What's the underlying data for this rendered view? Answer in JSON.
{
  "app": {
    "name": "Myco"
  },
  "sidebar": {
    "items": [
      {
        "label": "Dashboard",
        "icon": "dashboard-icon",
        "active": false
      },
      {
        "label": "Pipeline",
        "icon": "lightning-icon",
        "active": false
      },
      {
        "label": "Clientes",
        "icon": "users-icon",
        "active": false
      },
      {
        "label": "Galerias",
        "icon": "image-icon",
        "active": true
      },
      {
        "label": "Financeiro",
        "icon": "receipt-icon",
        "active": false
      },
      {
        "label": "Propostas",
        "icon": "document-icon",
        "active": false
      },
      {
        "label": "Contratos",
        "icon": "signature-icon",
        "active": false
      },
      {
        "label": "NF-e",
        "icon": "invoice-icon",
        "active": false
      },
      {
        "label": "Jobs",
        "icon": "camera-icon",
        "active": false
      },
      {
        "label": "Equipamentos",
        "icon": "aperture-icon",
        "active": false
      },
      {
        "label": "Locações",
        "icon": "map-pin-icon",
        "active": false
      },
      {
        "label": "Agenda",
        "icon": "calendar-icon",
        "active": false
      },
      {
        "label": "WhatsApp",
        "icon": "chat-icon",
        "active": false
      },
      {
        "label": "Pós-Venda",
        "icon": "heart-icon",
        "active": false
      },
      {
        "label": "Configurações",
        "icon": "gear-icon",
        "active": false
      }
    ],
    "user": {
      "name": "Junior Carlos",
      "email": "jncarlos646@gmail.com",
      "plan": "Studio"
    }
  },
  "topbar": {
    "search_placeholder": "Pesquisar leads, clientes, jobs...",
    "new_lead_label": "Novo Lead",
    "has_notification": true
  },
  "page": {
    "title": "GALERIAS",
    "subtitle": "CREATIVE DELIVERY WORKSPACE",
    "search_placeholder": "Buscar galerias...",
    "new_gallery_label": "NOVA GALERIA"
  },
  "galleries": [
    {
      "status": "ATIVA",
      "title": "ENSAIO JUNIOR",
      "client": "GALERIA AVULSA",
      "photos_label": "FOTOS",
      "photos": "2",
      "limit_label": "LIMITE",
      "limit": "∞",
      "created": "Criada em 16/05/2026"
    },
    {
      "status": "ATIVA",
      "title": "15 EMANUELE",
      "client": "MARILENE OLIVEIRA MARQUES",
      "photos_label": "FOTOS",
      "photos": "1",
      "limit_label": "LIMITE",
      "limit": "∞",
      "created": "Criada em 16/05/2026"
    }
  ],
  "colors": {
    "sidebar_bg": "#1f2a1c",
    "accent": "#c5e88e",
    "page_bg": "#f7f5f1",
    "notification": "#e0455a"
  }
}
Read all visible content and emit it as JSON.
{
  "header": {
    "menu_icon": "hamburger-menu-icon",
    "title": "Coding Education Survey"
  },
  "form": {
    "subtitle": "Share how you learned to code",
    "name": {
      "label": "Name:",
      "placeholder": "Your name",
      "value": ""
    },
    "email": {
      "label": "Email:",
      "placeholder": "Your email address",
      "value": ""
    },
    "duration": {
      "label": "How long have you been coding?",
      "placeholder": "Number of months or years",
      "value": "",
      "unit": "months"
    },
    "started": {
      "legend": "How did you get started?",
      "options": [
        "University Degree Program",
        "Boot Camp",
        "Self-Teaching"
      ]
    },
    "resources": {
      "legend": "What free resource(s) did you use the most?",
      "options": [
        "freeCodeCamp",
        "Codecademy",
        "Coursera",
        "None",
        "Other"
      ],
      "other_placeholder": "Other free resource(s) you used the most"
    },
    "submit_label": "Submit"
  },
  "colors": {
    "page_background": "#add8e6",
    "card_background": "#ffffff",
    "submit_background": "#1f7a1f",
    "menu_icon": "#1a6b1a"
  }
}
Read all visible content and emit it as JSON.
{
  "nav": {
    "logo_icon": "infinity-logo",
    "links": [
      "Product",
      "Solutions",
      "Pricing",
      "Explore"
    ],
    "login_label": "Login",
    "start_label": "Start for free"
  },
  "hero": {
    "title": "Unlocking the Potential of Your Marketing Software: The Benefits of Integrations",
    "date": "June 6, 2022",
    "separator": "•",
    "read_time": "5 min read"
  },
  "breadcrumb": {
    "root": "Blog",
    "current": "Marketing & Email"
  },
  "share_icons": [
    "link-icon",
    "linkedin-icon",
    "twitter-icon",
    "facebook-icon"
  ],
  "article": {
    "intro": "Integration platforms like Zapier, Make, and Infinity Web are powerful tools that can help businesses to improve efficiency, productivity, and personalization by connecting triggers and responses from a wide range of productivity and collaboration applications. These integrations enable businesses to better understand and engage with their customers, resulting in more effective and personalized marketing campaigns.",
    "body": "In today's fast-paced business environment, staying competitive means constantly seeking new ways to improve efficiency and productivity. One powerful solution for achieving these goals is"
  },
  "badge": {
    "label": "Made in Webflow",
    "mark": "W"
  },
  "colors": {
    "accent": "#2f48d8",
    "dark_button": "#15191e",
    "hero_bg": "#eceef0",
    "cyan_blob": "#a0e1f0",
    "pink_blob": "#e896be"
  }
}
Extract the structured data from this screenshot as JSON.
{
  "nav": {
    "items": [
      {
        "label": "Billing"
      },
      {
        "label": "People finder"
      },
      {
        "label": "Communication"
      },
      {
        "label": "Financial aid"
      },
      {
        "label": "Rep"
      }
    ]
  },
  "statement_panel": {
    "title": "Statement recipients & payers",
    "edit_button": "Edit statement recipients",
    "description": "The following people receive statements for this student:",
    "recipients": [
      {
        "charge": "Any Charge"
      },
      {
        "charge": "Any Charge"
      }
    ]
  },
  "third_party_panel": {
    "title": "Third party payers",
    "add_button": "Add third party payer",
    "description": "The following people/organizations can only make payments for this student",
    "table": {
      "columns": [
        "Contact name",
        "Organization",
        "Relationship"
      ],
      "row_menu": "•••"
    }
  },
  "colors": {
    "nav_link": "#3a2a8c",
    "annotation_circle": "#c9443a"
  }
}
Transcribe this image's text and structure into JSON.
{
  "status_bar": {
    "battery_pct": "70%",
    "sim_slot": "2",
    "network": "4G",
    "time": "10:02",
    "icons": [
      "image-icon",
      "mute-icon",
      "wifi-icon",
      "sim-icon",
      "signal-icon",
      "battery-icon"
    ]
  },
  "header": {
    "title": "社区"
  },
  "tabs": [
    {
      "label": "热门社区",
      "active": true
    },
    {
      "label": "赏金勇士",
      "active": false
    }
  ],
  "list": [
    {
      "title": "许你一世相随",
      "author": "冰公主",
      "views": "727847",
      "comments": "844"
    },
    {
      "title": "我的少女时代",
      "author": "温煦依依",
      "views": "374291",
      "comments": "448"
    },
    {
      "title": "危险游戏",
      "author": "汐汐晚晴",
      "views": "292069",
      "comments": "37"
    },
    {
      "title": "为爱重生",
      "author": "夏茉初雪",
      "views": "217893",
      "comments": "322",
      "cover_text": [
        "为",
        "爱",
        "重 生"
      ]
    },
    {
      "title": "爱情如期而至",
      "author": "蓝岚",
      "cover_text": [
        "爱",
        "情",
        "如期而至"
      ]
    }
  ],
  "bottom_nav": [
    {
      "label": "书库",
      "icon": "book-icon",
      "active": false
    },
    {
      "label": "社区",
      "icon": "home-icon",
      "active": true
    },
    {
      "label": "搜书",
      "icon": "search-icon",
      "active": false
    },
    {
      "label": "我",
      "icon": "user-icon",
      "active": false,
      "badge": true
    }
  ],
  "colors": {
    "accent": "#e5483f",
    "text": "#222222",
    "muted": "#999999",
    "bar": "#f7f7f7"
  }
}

Task to complete -
From the entries above, collect every line with the string "true" in it.

Result for this exercise -
        "active": true
    "has_notification": true
      "active": true
      "active": true
      "badge": true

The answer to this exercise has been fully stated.